Written exercise
Repeat the material exactly, leaving nothing out.

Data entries
____________________
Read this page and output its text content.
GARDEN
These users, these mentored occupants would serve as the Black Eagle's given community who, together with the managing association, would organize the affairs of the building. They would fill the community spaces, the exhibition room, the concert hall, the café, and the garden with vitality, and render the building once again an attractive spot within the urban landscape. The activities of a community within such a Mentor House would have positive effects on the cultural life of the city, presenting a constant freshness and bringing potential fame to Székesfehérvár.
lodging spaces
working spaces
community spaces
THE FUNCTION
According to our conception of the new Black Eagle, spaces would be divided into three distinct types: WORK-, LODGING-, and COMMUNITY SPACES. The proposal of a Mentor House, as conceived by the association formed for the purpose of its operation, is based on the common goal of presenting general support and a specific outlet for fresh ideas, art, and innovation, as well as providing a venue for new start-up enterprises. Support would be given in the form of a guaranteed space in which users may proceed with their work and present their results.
____________________
Reply to the task
Read this page and output its text content.
GARDEN
These users, these mentored occupants would serve as the Black Eagle's given community who, together with the managing association, would organize the affairs of the building. They would fill the community spaces, the exhibition room, the concert hall, the café, and the garden with vitality, and render the building once again an attractive spot within the urban landscape. The activities of a community within such a Mentor House would have positive effects on the cultural life of the city, presenting a constant freshness and bringing potential fame to Székesfehérvár.
lodging spaces
working spaces
community spaces
THE FUNCTION
According to our conception of the new Black Eagle, spaces would be divided into three distinct types: WORK-, LODGING-, and COMMUNITY SPACES. The proposal of a Mentor House, as conceived by the association formed for the purpose of its operation, is based on the common goal of presenting general support and a specific outlet for fresh ideas, art, and innovation, as well as providing a venue for new start-up enterprises. Support would be given in the form of a guaranteed space in which users may proceed with their work and present their results.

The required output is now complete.